» **What is required**
Look through the data and write out every line with the word "text" in it.

» **Raw records**
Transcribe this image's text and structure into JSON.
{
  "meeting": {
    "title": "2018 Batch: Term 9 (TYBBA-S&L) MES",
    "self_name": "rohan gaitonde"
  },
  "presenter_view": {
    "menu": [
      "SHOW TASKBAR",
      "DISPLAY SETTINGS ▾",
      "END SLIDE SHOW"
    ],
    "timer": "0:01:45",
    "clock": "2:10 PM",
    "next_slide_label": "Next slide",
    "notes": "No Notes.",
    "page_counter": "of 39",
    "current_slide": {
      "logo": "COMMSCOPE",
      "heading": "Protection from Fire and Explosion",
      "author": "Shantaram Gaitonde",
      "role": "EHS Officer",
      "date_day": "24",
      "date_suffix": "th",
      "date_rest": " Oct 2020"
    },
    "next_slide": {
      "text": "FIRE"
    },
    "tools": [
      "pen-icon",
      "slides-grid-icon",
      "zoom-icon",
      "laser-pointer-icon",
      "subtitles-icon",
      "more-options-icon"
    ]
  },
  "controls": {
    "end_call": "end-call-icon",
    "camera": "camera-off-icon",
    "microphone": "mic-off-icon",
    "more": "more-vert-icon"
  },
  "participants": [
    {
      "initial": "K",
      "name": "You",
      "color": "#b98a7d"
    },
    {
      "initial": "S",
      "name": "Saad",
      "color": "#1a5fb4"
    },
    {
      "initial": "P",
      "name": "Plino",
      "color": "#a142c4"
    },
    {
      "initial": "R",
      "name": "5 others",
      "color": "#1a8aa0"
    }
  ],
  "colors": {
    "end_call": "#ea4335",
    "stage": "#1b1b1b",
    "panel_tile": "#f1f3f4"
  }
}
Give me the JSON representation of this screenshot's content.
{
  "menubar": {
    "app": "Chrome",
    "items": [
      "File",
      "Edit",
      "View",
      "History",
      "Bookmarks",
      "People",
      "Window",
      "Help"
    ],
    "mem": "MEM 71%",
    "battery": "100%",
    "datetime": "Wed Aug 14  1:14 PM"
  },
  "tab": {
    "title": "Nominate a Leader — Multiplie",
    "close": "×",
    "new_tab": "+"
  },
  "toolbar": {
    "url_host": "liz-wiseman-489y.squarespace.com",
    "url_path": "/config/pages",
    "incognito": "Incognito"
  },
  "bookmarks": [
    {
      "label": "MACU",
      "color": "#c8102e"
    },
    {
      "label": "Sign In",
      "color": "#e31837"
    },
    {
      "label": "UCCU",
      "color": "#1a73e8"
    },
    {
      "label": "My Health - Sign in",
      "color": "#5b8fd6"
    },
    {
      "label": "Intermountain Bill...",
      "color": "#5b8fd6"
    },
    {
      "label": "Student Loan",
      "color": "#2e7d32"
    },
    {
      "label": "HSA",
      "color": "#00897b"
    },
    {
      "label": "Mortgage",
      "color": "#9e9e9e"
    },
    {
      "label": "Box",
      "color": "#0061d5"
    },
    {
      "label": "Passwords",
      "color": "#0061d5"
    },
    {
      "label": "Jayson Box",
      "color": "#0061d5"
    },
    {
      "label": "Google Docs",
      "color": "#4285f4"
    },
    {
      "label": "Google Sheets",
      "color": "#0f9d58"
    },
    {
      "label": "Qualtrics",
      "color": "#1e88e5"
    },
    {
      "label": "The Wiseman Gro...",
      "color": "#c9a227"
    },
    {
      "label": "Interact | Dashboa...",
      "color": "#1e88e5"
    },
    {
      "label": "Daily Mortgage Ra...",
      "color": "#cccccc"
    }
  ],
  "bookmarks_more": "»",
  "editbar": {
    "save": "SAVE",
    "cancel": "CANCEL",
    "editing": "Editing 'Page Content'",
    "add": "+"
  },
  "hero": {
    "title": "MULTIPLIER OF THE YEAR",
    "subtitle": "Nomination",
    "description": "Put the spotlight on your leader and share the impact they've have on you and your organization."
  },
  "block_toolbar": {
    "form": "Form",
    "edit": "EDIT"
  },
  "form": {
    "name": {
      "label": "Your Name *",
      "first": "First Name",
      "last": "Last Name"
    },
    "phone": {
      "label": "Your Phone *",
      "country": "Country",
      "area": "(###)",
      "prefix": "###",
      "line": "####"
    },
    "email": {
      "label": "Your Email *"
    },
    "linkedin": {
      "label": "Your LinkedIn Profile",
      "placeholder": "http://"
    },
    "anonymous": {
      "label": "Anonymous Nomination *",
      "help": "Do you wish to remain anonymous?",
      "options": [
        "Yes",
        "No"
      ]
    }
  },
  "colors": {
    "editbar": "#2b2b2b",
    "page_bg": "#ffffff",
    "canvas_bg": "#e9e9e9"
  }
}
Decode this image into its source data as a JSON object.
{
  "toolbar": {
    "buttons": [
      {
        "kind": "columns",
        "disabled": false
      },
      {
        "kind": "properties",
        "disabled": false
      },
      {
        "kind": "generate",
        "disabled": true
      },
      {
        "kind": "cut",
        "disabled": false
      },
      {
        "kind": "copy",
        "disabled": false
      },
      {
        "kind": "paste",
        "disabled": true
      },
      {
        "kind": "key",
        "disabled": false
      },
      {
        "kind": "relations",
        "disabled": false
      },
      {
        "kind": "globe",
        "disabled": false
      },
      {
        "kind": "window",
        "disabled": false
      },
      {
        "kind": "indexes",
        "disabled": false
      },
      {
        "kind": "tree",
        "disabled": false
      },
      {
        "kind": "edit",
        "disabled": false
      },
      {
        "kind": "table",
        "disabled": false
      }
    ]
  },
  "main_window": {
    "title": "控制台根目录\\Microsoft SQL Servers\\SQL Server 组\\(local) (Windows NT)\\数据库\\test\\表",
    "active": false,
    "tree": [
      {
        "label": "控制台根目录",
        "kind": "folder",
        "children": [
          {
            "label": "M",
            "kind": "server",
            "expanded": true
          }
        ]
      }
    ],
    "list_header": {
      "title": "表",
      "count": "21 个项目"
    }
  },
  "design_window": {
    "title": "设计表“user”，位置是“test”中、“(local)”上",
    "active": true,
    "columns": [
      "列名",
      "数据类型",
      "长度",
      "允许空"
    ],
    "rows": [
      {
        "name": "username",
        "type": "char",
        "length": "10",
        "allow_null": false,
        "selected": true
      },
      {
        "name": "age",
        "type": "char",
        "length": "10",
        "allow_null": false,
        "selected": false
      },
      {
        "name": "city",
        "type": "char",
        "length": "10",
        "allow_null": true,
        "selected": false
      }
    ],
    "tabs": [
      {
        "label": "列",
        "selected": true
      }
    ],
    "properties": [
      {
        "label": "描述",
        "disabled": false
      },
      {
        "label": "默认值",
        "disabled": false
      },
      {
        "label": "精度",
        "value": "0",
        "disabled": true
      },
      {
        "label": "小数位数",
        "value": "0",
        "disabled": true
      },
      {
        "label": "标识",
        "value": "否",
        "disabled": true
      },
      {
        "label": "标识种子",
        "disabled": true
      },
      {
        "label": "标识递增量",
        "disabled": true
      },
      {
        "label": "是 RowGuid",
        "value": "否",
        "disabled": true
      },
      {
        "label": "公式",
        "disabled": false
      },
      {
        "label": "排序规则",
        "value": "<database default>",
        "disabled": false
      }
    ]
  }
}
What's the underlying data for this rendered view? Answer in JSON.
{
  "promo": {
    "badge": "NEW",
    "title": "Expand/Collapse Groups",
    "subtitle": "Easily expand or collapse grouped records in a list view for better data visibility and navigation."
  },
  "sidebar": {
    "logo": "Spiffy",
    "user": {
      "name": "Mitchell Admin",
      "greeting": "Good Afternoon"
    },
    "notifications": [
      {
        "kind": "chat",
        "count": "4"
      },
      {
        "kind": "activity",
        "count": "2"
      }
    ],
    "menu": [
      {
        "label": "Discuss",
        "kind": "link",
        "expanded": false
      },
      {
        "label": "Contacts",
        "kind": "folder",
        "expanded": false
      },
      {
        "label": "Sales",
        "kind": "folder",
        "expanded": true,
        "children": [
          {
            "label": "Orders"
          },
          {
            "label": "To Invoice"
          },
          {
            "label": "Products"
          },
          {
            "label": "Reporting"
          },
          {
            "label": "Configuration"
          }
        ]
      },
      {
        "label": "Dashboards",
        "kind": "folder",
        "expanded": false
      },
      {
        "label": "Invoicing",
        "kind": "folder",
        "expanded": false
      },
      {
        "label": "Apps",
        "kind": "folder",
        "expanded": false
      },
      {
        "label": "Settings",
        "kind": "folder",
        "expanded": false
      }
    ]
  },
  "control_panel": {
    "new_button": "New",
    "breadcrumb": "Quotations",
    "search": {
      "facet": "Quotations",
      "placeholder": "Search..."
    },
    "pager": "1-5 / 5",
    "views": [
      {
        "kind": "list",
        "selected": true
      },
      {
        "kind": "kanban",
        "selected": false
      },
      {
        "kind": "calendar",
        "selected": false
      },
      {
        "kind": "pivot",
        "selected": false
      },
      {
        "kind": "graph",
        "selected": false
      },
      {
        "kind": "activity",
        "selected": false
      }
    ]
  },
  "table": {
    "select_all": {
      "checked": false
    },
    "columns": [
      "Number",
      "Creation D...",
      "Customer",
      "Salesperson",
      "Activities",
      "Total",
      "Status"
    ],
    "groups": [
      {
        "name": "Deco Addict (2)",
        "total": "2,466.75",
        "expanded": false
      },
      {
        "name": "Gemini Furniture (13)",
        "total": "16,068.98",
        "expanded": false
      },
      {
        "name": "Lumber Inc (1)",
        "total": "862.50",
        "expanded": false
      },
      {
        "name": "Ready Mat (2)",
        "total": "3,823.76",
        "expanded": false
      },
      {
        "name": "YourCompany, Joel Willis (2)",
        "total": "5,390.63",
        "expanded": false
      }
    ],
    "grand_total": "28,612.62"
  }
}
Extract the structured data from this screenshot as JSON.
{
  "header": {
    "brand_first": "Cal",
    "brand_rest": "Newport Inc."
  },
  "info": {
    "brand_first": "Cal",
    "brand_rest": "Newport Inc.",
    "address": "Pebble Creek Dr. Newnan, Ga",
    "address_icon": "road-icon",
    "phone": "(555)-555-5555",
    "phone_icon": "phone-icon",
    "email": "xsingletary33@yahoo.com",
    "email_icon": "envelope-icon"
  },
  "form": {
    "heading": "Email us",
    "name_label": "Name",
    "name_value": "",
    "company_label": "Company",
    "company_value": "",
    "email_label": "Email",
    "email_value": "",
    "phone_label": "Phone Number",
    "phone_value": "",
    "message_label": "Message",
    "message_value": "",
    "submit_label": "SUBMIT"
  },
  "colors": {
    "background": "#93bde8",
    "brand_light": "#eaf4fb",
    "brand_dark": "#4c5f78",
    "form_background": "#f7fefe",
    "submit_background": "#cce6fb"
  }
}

» **The completed task**
Transcribe this image's text and structure into JSON.
      "text": "FIRE"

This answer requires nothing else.